All lines in the data below carrying the string "黑龙江科技出版社" are to be located and copied.

__DATASET CONTENT__:

————

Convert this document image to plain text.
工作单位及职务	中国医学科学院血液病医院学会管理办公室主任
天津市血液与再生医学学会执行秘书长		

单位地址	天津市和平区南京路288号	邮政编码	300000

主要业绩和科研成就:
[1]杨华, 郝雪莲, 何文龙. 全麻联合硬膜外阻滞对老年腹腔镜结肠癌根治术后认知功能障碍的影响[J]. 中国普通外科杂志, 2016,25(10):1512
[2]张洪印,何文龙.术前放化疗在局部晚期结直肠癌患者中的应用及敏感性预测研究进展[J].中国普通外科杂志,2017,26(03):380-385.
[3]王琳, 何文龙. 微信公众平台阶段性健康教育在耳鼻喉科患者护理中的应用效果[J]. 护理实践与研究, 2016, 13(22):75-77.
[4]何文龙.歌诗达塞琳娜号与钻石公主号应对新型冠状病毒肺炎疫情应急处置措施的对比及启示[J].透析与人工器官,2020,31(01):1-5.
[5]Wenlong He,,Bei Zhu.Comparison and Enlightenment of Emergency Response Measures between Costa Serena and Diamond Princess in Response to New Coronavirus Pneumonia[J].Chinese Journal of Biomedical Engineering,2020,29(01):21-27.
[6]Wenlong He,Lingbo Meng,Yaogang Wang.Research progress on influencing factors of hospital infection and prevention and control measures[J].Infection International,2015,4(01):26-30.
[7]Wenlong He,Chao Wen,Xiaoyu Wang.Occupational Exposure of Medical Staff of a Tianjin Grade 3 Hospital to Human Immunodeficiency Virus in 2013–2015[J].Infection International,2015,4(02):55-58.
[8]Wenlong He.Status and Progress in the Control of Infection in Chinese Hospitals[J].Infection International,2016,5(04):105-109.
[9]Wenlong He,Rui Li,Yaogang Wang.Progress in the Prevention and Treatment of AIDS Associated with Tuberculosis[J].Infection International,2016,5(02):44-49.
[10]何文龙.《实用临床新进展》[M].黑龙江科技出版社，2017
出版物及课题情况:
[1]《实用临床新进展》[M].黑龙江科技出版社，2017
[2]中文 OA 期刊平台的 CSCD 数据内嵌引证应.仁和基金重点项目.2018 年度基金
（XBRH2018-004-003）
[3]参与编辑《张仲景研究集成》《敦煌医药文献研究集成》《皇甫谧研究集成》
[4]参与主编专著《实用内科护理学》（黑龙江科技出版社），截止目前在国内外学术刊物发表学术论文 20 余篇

————

__EXERCISE RESULT__:
[10]何文龙.《实用临床新进展》[M].黑龙江科技出版社，2017
[1]《实用临床新进展》[M].黑龙江科技出版社，2017
[4]参与主编专著《实用内科护理学》（黑龙江科技出版社），截止目前在国内外学术刊物发表学术论文 20 余篇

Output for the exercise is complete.